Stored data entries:

----

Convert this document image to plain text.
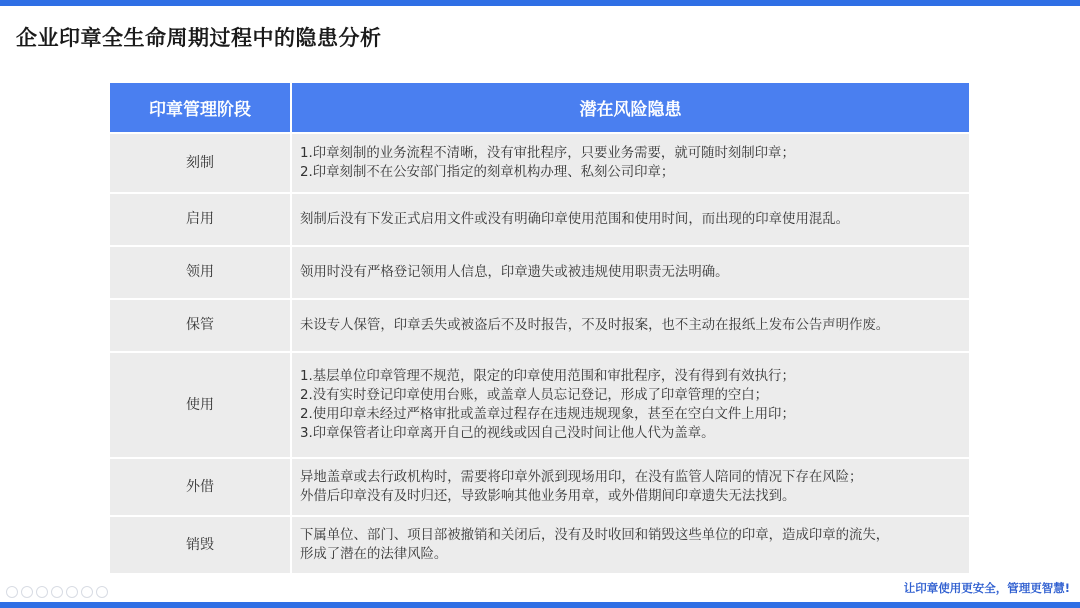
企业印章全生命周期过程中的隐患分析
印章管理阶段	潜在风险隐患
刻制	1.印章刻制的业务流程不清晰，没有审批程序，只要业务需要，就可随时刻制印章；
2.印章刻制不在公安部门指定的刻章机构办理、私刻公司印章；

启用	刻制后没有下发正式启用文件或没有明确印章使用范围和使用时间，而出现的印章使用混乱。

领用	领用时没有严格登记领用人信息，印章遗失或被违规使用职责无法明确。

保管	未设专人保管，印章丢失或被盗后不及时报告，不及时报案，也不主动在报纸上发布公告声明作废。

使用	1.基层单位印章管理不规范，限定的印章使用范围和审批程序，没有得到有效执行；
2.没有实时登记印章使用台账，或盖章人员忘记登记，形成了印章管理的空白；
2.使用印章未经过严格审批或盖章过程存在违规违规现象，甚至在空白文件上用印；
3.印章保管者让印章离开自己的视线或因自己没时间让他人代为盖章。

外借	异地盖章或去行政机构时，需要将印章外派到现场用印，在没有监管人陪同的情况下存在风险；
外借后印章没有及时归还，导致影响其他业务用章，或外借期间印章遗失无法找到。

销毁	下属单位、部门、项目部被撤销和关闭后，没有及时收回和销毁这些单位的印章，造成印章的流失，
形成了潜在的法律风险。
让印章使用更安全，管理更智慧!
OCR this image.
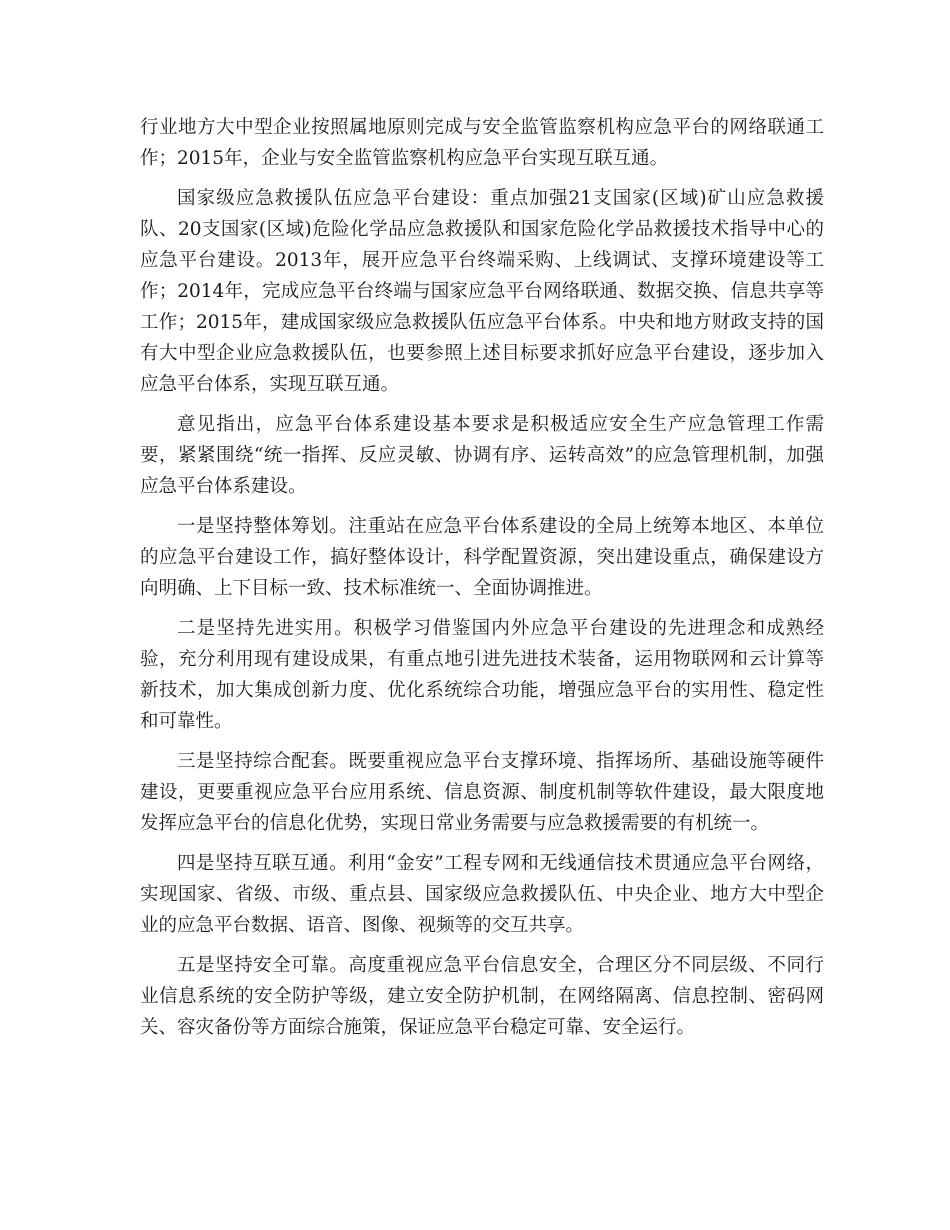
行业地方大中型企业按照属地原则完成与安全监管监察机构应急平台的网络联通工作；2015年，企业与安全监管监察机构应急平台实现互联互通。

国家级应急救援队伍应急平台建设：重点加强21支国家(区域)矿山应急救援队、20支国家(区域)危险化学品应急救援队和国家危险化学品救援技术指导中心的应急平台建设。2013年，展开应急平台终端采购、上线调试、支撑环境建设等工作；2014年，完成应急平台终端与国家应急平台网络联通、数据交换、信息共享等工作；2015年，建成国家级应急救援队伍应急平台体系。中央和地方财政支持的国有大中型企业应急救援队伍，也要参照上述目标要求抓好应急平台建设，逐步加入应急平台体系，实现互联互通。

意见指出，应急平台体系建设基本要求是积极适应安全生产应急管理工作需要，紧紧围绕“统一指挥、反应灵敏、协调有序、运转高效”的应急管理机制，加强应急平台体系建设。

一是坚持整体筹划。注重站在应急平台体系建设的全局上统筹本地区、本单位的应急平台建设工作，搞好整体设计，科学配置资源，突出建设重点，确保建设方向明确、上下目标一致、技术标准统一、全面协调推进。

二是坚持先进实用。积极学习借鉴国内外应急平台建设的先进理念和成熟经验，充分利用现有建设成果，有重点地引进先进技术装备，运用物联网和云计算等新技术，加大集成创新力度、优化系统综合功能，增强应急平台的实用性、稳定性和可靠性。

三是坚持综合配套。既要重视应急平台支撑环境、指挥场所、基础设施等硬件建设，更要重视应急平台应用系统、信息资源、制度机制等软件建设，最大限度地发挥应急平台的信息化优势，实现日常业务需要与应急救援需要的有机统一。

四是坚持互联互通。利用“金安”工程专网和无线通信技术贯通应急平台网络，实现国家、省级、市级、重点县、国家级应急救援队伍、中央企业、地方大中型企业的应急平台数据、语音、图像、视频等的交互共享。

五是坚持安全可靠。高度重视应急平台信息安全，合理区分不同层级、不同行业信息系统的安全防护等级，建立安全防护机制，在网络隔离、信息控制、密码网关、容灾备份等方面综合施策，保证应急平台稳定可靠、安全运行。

----

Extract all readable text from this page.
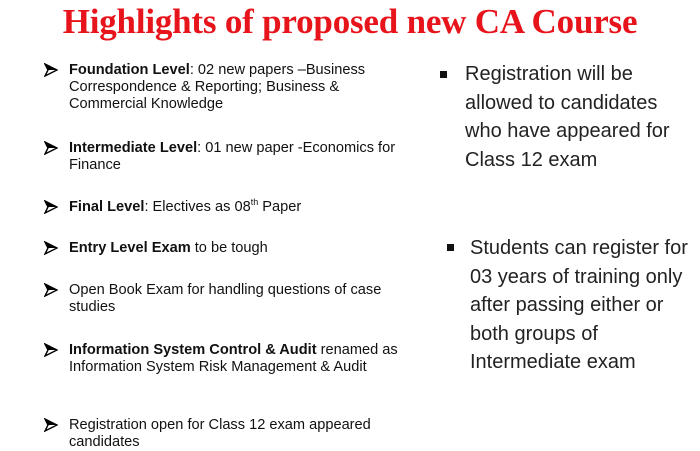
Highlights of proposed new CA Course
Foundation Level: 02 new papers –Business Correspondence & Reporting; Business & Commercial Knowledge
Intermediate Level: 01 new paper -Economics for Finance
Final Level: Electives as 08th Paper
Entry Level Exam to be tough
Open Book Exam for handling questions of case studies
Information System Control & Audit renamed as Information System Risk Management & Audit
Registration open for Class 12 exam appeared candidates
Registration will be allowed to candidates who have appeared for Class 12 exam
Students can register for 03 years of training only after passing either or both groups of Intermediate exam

----

Search the data for "this" and list every line in which it occurs.

_Expected answer_:
Convert this document image to plain text.
OCR this image.
Extract all readable text from this page.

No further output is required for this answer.